━━ EXERCISE DATA ━━

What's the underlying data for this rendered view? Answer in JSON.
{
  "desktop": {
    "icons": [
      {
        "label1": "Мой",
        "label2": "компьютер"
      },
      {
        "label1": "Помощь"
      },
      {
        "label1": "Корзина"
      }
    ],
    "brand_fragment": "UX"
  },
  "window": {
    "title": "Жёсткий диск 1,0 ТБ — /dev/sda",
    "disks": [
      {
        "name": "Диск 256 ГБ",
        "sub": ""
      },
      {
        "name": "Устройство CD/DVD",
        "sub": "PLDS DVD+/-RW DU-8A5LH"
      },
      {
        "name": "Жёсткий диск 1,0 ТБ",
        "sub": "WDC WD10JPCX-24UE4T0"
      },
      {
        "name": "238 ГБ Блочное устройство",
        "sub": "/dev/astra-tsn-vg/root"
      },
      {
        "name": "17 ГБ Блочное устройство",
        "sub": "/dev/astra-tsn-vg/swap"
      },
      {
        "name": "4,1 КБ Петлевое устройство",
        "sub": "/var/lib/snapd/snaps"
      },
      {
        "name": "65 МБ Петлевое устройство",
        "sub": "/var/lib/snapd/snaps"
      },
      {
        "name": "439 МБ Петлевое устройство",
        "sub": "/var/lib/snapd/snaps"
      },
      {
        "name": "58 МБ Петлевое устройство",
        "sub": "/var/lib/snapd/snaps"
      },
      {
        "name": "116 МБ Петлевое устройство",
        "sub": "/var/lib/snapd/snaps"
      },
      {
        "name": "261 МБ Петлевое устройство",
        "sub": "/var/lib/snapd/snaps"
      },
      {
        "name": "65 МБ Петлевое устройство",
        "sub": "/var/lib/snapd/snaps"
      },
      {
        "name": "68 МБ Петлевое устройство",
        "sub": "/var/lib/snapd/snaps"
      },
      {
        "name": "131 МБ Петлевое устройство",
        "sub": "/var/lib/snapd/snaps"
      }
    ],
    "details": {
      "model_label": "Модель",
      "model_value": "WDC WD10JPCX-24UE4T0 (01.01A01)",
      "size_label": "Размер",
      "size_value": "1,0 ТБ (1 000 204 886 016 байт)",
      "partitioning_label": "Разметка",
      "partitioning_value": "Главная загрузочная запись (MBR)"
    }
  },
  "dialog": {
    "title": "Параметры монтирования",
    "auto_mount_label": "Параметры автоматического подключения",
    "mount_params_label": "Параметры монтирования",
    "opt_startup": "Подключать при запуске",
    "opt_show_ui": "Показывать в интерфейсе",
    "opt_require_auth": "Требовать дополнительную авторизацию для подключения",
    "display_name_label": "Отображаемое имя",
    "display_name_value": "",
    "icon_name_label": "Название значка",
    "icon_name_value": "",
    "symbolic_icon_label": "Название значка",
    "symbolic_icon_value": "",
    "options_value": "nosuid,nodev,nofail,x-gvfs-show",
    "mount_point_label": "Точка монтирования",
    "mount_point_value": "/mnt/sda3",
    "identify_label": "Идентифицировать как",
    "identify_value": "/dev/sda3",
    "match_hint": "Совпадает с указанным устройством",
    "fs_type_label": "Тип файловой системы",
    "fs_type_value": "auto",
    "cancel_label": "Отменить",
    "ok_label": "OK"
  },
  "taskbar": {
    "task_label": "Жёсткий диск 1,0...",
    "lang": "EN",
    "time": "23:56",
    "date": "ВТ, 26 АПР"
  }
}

━━━

## DIRECTIVE:
Go through the records above and copy every line with the word "title".

## SOLUTION TO THE PROBLEM:
    "title": "Жёсткий диск 1,0 ТБ — /dev/sda",
    "title": "Параметры монтирования",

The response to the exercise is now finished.